Read the records and write them out again exactly.

─── Data for the task ───

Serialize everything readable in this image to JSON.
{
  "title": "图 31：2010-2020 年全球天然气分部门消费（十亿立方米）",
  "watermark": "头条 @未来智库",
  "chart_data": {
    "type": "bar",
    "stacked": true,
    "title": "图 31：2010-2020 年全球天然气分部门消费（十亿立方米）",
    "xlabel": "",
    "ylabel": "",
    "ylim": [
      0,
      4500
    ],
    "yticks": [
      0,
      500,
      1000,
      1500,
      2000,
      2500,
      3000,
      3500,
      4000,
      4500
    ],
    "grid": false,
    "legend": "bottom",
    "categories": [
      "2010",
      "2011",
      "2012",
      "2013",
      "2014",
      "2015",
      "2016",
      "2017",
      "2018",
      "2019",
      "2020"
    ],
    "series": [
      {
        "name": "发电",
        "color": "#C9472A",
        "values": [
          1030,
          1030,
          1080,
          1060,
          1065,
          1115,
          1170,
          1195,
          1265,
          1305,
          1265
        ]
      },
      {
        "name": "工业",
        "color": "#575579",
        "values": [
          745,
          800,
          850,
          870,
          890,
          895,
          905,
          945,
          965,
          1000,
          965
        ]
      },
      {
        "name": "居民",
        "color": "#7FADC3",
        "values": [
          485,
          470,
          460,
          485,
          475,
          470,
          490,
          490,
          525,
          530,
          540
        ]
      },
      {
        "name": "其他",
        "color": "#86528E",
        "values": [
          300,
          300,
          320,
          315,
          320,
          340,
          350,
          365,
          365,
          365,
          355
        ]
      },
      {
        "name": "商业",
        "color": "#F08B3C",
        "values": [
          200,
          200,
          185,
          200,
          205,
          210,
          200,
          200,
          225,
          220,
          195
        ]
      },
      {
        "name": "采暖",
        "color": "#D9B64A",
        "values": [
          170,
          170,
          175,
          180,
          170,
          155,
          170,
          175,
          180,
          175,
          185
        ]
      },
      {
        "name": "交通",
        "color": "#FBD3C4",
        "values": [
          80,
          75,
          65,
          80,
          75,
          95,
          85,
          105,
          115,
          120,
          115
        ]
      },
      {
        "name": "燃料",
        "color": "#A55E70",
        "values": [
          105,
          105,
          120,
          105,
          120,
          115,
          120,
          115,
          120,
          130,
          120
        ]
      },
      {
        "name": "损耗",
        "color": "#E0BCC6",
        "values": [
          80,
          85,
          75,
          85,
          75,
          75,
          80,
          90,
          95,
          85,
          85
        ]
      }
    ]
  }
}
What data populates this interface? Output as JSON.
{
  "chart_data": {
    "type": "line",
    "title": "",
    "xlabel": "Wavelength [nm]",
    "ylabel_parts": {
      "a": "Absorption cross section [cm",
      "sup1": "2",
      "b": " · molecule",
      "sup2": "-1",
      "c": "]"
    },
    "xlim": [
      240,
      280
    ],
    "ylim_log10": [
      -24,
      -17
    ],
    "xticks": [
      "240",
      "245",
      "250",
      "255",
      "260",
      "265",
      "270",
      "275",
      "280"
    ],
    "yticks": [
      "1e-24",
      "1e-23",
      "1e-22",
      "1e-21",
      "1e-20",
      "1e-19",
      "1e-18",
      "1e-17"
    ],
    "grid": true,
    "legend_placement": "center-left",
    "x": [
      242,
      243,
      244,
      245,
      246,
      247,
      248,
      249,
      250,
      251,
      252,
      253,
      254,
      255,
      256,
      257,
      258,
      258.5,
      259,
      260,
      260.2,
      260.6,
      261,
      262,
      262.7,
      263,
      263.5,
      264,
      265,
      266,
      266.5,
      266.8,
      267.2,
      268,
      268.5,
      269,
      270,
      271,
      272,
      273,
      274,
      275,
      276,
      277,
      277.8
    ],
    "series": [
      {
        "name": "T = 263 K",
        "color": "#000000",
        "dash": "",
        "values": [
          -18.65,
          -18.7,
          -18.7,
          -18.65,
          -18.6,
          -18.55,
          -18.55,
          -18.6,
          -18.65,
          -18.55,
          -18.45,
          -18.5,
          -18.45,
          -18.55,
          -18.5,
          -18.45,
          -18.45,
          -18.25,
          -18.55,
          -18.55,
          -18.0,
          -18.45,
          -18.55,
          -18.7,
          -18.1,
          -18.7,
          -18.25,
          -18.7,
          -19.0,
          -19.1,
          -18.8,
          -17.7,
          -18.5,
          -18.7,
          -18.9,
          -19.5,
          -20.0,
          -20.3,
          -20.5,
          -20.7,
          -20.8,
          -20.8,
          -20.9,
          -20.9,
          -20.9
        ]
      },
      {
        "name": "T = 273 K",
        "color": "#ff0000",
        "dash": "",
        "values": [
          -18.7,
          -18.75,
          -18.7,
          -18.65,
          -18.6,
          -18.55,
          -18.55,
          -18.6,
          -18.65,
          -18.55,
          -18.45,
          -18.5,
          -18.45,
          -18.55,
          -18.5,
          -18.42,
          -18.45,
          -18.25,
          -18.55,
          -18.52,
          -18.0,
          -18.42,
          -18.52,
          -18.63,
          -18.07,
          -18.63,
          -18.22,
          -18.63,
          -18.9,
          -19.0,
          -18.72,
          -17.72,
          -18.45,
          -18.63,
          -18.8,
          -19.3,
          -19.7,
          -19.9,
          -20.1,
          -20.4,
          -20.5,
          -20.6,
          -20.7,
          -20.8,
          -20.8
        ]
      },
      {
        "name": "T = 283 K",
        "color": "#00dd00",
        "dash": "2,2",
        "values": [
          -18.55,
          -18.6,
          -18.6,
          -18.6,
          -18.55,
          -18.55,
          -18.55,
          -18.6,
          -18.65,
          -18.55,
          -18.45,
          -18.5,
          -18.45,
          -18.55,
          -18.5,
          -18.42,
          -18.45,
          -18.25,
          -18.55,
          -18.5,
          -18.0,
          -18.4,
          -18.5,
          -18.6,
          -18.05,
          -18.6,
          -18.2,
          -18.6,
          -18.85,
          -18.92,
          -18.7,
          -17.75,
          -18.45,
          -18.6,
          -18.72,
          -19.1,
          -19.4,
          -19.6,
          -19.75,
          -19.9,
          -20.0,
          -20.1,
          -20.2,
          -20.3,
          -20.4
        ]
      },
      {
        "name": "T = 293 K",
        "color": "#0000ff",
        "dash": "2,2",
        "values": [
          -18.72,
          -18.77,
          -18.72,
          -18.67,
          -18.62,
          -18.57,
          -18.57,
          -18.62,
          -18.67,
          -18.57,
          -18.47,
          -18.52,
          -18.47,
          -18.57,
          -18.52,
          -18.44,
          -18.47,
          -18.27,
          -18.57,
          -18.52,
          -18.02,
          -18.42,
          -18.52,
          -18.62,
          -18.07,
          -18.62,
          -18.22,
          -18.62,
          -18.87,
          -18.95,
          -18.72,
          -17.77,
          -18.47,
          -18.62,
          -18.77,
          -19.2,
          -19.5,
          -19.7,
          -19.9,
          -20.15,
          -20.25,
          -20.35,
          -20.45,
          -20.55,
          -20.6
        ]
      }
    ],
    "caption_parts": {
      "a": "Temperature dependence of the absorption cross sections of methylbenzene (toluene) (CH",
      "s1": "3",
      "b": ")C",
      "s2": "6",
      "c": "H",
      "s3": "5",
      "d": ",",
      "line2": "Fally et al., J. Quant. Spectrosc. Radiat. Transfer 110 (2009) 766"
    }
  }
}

───

Finished answer:
Serialize everything readable in this image to JSON.
{
  "title": "图 31：2010-2020 年全球天然气分部门消费（十亿立方米）",
  "watermark": "头条 @未来智库",
  "chart_data": {
    "type": "bar",
    "stacked": true,
    "title": "图 31：2010-2020 年全球天然气分部门消费（十亿立方米）",
    "xlabel": "",
    "ylabel": "",
    "ylim": [
      0,
      4500
    ],
    "yticks": [
      0,
      500,
      1000,
      1500,
      2000,
      2500,
      3000,
      3500,
      4000,
      4500
    ],
    "grid": false,
    "legend": "bottom",
    "categories": [
      "2010",
      "2011",
      "2012",
      "2013",
      "2014",
      "2015",
      "2016",
      "2017",
      "2018",
      "2019",
      "2020"
    ],
    "series": [
      {
        "name": "发电",
        "color": "#C9472A",
        "values": [
          1030,
          1030,
          1080,
          1060,
          1065,
          1115,
          1170,
          1195,
          1265,
          1305,
          1265
        ]
      },
      {
        "name": "工业",
        "color": "#575579",
        "values": [
          745,
          800,
          850,
          870,
          890,
          895,
          905,
          945,
          965,
          1000,
          965
        ]
      },
      {
        "name": "居民",
        "color": "#7FADC3",
        "values": [
          485,
          470,
          460,
          485,
          475,
          470,
          490,
          490,
          525,
          530,
          540
        ]
      },
      {
        "name": "其他",
        "color": "#86528E",
        "values": [
          300,
          300,
          320,
          315,
          320,
          340,
          350,
          365,
          365,
          365,
          355
        ]
      },
      {
        "name": "商业",
        "color": "#F08B3C",
        "values": [
          200,
          200,
          185,
          200,
          205,
          210,
          200,
          200,
          225,
          220,
          195
        ]
      },
      {
        "name": "采暖",
        "color": "#D9B64A",
        "values": [
          170,
          170,
          175,
          180,
          170,
          155,
          170,
          175,
          180,
          175,
          185
        ]
      },
      {
        "name": "交通",
        "color": "#FBD3C4",
        "values": [
          80,
          75,
          65,
          80,
          75,
          95,
          85,
          105,
          115,
          120,
          115
        ]
      },
      {
        "name": "燃料",
        "color": "#A55E70",
        "values": [
          105,
          105,
          120,
          105,
          120,
          115,
          120,
          115,
          120,
          130,
          120
        ]
      },
      {
        "name": "损耗",
        "color": "#E0BCC6",
        "values": [
          80,
          85,
          75,
          85,
          75,
          75,
          80,
          90,
          95,
          85,
          85
        ]
      }
    ]
  }
}
What data populates this interface? Output as JSON.
{
  "chart_data": {
    "type": "line",
    "title": "",
    "xlabel": "Wavelength [nm]",
    "ylabel_parts": {
      "a": "Absorption cross section [cm",
      "sup1": "2",
      "b": " · molecule",
      "sup2": "-1",
      "c": "]"
    },
    "xlim": [
      240,
      280
    ],
    "ylim_log10": [
      -24,
      -17
    ],
    "xticks": [
      "240",
      "245",
      "250",
      "255",
      "260",
      "265",
      "270",
      "275",
      "280"
    ],
    "yticks": [
      "1e-24",
      "1e-23",
      "1e-22",
      "1e-21",
      "1e-20",
      "1e-19",
      "1e-18",
      "1e-17"
    ],
    "grid": true,
    "legend_placement": "center-left",
    "x": [
      242,
      243,
      244,
      245,
      246,
      247,
      248,
      249,
      250,
      251,
      252,
      253,
      254,
      255,
      256,
      257,
      258,
      258.5,
      259,
      260,
      260.2,
      260.6,
      261,
      262,
      262.7,
      263,
      263.5,
      264,
      265,
      266,
      266.5,
      266.8,
      267.2,
      268,
      268.5,
      269,
      270,
      271,
      272,
      273,
      274,
      275,
      276,
      277,
      277.8
    ],
    "series": [
      {
        "name": "T = 263 K",
        "color": "#000000",
        "dash": "",
        "values": [
          -18.65,
          -18.7,
          -18.7,
          -18.65,
          -18.6,
          -18.55,
          -18.55,
          -18.6,
          -18.65,
          -18.55,
          -18.45,
          -18.5,
          -18.45,
          -18.55,
          -18.5,
          -18.45,
          -18.45,
          -18.25,
          -18.55,
          -18.55,
          -18.0,
          -18.45,
          -18.55,
          -18.7,
          -18.1,
          -18.7,
          -18.25,
          -18.7,
          -19.0,
          -19.1,
          -18.8,
          -17.7,
          -18.5,
          -18.7,
          -18.9,
          -19.5,
          -20.0,
          -20.3,
          -20.5,
          -20.7,
          -20.8,
          -20.8,
          -20.9,
          -20.9,
          -20.9
        ]
      },
      {
        "name": "T = 273 K",
        "color": "#ff0000",
        "dash": "",
        "values": [
          -18.7,
          -18.75,
          -18.7,
          -18.65,
          -18.6,
          -18.55,
          -18.55,
          -18.6,
          -18.65,
          -18.55,
          -18.45,
          -18.5,
          -18.45,
          -18.55,
          -18.5,
          -18.42,
          -18.45,
          -18.25,
          -18.55,
          -18.52,
          -18.0,
          -18.42,
          -18.52,
          -18.63,
          -18.07,
          -18.63,
          -18.22,
          -18.63,
          -18.9,
          -19.0,
          -18.72,
          -17.72,
          -18.45,
          -18.63,
          -18.8,
          -19.3,
          -19.7,
          -19.9,
          -20.1,
          -20.4,
          -20.5,
          -20.6,
          -20.7,
          -20.8,
          -20.8
        ]
      },
      {
        "name": "T = 283 K",
        "color": "#00dd00",
        "dash": "2,2",
        "values": [
          -18.55,
          -18.6,
          -18.6,
          -18.6,
          -18.55,
          -18.55,
          -18.55,
          -18.6,
          -18.65,
          -18.55,
          -18.45,
          -18.5,
          -18.45,
          -18.55,
          -18.5,
          -18.42,
          -18.45,
          -18.25,
          -18.55,
          -18.5,
          -18.0,
          -18.4,
          -18.5,
          -18.6,
          -18.05,
          -18.6,
          -18.2,
          -18.6,
          -18.85,
          -18.92,
          -18.7,
          -17.75,
          -18.45,
          -18.6,
          -18.72,
          -19.1,
          -19.4,
          -19.6,
          -19.75,
          -19.9,
          -20.0,
          -20.1,
          -20.2,
          -20.3,
          -20.4
        ]
      },
      {
        "name": "T = 293 K",
        "color": "#0000ff",
        "dash": "2,2",
        "values": [
          -18.72,
          -18.77,
          -18.72,
          -18.67,
          -18.62,
          -18.57,
          -18.57,
          -18.62,
          -18.67,
          -18.57,
          -18.47,
          -18.52,
          -18.47,
          -18.57,
          -18.52,
          -18.44,
          -18.47,
          -18.27,
          -18.57,
          -18.52,
          -18.02,
          -18.42,
          -18.52,
          -18.62,
          -18.07,
          -18.62,
          -18.22,
          -18.62,
          -18.87,
          -18.95,
          -18.72,
          -17.77,
          -18.47,
          -18.62,
          -18.77,
          -19.2,
          -19.5,
          -19.7,
          -19.9,
          -20.15,
          -20.25,
          -20.35,
          -20.45,
          -20.55,
          -20.6
        ]
      }
    ],
    "caption_parts": {
      "a": "Temperature dependence of the absorption cross sections of methylbenzene (toluene) (CH",
      "s1": "3",
      "b": ")C",
      "s2": "6",
      "c": "H",
      "s3": "5",
      "d": ",",
      "line2": "Fally et al., J. Quant. Spectrosc. Radiat. Transfer 110 (2009) 766"
    }
  }
}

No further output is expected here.